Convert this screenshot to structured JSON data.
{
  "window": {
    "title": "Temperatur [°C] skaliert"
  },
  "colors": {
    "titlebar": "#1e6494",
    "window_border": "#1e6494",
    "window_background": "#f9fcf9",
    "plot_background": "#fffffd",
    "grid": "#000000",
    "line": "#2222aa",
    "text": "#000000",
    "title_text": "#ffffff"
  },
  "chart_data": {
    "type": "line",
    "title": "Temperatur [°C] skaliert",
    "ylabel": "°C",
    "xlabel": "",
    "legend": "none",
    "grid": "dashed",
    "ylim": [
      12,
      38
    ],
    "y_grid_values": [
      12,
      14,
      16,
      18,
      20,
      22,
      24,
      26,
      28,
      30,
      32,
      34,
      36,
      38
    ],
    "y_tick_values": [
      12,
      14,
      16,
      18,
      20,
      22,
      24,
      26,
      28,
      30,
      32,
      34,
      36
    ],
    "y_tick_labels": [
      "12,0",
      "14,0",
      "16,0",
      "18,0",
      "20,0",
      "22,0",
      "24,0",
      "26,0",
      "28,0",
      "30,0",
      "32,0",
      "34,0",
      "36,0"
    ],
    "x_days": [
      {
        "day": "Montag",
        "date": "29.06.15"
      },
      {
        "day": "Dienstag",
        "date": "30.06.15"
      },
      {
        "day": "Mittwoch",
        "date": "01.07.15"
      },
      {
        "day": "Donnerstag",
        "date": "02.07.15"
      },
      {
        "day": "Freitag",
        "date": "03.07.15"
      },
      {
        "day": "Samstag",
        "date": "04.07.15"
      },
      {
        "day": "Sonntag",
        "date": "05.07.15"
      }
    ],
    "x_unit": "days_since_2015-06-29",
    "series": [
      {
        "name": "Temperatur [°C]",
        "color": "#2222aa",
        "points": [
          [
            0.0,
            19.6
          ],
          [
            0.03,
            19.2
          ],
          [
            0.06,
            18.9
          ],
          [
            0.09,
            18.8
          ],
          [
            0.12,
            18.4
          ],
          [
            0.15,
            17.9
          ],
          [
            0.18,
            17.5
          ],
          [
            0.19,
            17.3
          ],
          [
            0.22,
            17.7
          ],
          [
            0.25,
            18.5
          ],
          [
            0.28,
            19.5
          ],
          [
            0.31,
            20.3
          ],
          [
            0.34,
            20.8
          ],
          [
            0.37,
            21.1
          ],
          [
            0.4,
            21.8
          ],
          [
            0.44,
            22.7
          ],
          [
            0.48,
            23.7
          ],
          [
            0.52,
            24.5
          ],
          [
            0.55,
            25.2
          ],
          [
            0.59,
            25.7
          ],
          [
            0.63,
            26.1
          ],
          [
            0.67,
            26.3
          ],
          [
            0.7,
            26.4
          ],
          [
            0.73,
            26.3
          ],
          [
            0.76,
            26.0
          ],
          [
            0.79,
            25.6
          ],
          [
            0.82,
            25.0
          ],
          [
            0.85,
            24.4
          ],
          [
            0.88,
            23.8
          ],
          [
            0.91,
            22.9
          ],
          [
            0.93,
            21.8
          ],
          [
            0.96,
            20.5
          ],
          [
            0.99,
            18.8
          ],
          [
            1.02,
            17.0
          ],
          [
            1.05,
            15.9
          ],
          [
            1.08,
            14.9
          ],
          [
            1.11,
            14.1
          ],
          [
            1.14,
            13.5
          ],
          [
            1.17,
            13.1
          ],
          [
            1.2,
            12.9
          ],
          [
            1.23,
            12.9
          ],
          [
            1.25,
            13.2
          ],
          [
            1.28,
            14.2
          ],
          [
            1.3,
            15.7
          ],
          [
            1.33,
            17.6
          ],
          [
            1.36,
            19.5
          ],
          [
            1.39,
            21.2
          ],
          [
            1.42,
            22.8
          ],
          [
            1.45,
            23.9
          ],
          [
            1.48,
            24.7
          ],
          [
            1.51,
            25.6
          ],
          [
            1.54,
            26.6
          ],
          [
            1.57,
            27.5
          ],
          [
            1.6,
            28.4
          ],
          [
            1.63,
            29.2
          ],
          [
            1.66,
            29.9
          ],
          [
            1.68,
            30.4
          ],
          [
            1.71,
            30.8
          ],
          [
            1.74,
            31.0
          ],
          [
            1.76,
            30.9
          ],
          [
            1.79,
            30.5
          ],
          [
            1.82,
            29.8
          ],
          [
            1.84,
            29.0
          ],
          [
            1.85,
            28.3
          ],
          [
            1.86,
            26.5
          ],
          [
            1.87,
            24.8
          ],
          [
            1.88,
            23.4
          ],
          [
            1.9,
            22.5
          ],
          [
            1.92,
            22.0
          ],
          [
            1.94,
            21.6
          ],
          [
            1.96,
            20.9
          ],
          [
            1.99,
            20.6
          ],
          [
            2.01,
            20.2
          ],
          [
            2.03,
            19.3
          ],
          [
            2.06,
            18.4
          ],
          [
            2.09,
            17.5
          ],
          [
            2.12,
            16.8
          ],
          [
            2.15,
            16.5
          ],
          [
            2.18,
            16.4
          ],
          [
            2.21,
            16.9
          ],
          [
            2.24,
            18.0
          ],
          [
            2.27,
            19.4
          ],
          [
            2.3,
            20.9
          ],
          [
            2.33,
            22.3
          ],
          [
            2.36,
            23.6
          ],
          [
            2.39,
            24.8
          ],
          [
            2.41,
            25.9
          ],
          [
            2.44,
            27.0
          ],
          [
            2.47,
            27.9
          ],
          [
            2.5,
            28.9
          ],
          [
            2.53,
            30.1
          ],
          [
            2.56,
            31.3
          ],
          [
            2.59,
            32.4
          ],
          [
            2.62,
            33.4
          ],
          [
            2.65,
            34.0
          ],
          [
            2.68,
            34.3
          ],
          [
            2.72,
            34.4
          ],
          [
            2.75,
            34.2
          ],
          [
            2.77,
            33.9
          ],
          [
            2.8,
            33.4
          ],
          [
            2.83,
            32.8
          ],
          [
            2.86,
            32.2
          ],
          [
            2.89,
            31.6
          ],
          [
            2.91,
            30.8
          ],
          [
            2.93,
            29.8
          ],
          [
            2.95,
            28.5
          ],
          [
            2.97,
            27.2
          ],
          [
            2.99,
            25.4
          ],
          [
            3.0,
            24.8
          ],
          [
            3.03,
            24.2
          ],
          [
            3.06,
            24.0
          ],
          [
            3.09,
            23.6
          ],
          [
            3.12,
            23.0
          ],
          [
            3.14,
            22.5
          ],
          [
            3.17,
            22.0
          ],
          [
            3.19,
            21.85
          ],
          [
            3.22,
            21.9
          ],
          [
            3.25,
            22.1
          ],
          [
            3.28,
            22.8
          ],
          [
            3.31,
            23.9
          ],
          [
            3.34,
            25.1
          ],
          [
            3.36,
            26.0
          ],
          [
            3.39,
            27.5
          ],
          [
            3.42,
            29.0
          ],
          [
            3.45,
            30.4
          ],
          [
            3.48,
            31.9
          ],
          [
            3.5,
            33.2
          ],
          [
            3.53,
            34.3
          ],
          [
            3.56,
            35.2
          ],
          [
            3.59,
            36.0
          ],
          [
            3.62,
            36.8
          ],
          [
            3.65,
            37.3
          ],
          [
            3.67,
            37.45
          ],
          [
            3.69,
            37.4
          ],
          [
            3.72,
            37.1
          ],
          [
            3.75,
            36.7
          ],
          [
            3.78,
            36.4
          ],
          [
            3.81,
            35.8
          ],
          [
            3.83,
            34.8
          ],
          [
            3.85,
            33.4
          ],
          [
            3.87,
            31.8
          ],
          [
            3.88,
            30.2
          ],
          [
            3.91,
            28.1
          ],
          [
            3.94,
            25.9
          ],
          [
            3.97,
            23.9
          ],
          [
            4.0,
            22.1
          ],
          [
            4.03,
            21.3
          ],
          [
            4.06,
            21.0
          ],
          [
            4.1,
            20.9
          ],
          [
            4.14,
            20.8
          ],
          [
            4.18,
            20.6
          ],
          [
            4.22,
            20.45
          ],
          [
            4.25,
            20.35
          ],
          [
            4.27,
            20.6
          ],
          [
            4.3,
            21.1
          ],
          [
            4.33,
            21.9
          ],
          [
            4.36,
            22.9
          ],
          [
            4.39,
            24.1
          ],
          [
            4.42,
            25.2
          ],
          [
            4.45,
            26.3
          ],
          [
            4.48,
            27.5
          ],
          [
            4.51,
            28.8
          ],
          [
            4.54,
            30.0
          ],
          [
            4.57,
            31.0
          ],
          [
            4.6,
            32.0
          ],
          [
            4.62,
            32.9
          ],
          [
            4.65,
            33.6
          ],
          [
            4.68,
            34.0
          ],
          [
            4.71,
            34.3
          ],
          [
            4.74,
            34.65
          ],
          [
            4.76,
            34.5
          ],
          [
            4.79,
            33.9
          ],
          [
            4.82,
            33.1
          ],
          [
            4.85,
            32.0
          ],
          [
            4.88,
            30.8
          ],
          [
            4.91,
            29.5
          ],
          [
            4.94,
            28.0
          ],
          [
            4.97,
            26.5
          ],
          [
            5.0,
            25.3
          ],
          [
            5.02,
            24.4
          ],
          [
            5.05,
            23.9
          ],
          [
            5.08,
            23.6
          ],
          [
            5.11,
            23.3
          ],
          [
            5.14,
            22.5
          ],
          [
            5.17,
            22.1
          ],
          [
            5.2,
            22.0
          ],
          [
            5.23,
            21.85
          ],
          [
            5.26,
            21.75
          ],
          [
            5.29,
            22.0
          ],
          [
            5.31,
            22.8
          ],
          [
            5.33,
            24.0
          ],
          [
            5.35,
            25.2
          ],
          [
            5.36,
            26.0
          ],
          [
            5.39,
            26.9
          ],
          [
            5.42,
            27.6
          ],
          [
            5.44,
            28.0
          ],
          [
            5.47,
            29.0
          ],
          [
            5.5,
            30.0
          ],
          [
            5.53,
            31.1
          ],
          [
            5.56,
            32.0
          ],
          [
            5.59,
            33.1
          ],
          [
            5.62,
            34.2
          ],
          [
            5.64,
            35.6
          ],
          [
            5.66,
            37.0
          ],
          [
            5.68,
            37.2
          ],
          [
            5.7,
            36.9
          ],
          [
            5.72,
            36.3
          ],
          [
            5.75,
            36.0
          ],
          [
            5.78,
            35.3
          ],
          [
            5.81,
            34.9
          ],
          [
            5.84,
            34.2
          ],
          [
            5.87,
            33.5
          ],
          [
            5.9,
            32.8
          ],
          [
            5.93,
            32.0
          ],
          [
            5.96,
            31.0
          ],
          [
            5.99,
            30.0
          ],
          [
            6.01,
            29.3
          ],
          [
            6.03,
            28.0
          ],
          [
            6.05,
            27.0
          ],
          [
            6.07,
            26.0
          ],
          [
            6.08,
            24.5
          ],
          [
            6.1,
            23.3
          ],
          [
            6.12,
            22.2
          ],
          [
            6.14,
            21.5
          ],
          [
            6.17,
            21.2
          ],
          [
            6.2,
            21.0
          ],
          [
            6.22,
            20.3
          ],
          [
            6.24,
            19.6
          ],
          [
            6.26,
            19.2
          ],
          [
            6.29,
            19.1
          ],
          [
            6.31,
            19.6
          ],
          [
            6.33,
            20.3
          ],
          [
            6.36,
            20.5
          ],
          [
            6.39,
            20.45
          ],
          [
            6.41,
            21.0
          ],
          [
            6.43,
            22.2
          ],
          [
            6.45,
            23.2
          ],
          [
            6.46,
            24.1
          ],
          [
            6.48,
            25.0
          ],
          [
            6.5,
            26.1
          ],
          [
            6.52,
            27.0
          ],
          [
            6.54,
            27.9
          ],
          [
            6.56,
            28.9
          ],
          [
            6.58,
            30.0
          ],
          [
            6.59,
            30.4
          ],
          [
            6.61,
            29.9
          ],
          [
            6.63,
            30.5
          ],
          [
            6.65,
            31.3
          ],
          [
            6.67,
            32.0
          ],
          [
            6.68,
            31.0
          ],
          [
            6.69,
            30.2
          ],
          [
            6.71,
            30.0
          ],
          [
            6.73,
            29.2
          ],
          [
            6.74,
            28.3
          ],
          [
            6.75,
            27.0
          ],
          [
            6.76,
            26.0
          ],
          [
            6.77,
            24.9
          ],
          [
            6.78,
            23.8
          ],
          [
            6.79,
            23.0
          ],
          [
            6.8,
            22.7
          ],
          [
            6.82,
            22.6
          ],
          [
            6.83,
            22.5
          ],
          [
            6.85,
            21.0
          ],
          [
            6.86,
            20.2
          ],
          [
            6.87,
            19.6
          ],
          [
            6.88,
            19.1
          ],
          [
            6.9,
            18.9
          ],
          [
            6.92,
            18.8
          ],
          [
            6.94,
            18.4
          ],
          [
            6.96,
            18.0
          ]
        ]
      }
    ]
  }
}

Work required: Take every line from the data that contains the word "date".

Full answer:
        "date": "29.06.15"
        "date": "30.06.15"
        "date": "01.07.15"
        "date": "02.07.15"
        "date": "03.07.15"
        "date": "04.07.15"
        "date": "05.07.15"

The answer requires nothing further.